==== Data lines

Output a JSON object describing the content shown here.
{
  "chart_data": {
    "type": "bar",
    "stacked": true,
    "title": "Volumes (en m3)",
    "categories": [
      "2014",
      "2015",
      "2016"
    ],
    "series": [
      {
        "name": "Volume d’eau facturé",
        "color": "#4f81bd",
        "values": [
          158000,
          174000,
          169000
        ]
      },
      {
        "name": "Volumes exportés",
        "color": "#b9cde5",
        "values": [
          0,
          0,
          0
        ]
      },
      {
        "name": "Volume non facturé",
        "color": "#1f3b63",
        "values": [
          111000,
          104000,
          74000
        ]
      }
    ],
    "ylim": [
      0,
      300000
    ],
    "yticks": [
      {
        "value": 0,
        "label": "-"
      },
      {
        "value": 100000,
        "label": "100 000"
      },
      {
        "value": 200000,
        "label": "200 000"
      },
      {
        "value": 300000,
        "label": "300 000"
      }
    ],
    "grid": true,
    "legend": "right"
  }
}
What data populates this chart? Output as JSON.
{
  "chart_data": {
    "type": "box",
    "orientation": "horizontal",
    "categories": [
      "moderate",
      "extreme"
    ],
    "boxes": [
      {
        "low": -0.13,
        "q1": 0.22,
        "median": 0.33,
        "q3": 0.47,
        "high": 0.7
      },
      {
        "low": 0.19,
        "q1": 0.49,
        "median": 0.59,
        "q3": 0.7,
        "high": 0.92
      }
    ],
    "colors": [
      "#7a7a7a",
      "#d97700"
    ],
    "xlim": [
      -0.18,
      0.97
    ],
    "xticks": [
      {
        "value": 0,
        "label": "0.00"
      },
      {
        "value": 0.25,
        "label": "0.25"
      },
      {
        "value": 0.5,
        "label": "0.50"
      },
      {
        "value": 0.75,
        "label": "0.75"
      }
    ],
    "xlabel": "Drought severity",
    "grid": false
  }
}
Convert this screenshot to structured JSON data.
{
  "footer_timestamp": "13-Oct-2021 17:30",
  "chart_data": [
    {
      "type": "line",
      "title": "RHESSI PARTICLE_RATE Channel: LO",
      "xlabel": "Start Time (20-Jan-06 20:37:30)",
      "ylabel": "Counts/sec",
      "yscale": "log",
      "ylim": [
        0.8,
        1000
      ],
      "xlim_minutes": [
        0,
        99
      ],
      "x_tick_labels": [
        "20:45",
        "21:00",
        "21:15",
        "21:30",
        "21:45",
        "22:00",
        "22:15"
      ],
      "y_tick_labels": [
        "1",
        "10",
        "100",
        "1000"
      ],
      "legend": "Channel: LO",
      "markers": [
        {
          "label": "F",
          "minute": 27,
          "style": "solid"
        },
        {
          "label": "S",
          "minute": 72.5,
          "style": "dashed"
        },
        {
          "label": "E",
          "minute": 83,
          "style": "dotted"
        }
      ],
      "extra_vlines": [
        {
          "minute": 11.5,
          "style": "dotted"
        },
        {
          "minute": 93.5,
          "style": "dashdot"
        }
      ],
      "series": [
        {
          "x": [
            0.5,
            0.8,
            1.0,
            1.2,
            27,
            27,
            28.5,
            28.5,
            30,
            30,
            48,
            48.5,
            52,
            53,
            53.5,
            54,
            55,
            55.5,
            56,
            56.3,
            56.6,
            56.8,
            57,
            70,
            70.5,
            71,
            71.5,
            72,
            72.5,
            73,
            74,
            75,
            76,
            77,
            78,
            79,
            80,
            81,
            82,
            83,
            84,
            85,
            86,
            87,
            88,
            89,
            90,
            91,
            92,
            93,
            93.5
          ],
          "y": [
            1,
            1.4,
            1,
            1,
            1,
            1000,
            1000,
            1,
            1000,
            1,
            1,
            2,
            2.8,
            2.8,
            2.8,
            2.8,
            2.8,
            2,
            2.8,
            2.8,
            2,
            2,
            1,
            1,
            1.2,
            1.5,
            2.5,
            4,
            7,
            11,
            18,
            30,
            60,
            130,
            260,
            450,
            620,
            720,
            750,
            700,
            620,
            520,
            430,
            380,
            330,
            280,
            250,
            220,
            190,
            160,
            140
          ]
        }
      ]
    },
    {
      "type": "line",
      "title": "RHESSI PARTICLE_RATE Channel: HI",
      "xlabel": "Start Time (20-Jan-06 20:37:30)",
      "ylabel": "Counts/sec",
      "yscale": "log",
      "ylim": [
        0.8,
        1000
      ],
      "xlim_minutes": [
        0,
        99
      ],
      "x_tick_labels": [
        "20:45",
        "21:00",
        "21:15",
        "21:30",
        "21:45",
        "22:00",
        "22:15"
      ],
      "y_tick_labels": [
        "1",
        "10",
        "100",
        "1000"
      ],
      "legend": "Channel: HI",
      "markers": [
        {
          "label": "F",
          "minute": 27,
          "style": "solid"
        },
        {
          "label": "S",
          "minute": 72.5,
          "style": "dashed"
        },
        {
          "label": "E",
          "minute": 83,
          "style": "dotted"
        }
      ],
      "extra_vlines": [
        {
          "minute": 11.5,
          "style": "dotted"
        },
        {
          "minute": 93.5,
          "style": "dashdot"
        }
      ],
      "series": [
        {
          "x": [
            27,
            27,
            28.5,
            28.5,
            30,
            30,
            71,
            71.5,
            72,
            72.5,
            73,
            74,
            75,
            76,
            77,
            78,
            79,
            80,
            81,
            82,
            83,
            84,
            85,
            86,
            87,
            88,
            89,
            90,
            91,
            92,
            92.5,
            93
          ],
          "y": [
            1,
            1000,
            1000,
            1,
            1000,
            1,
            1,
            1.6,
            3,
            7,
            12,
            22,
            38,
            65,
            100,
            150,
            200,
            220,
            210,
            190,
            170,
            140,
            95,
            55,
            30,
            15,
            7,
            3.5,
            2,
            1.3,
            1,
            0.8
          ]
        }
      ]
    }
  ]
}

========

# Problem statement
Using the records above, select and copy every line that has the word "Output".

# Finished answer
Output a JSON object describing the content shown here.
What data populates this chart? Output as JSON.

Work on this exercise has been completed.